EXERCISE BRIEF:
Print the listing below in its entirety, character for character.

— start THE RECORDS —

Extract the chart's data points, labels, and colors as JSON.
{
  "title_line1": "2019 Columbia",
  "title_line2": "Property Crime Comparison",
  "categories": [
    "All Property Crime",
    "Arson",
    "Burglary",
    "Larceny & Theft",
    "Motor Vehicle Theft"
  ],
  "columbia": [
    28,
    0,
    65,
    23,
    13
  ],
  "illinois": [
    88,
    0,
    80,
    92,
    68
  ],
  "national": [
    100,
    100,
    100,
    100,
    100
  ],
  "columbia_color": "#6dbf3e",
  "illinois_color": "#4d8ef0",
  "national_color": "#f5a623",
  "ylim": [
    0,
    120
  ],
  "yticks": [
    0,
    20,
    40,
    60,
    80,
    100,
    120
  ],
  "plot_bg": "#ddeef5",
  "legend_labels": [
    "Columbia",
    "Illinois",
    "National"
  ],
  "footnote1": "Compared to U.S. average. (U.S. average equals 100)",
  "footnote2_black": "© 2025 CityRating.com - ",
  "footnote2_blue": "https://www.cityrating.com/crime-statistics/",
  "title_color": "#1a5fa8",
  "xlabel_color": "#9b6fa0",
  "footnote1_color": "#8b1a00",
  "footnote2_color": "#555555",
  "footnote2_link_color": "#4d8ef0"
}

— end THE RECORDS —

FULL SOLUTION:
Extract the chart's data points, labels, and colors as JSON.
{
  "title_line1": "2019 Columbia",
  "title_line2": "Property Crime Comparison",
  "categories": [
    "All Property Crime",
    "Arson",
    "Burglary",
    "Larceny & Theft",
    "Motor Vehicle Theft"
  ],
  "columbia": [
    28,
    0,
    65,
    23,
    13
  ],
  "illinois": [
    88,
    0,
    80,
    92,
    68
  ],
  "national": [
    100,
    100,
    100,
    100,
    100
  ],
  "columbia_color": "#6dbf3e",
  "illinois_color": "#4d8ef0",
  "national_color": "#f5a623",
  "ylim": [
    0,
    120
  ],
  "yticks": [
    0,
    20,
    40,
    60,
    80,
    100,
    120
  ],
  "plot_bg": "#ddeef5",
  "legend_labels": [
    "Columbia",
    "Illinois",
    "National"
  ],
  "footnote1": "Compared to U.S. average. (U.S. average equals 100)",
  "footnote2_black": "© 2025 CityRating.com - ",
  "footnote2_blue": "https://www.cityrating.com/crime-statistics/",
  "title_color": "#1a5fa8",
  "xlabel_color": "#9b6fa0",
  "footnote1_color": "#8b1a00",
  "footnote2_color": "#555555",
  "footnote2_link_color": "#4d8ef0"
}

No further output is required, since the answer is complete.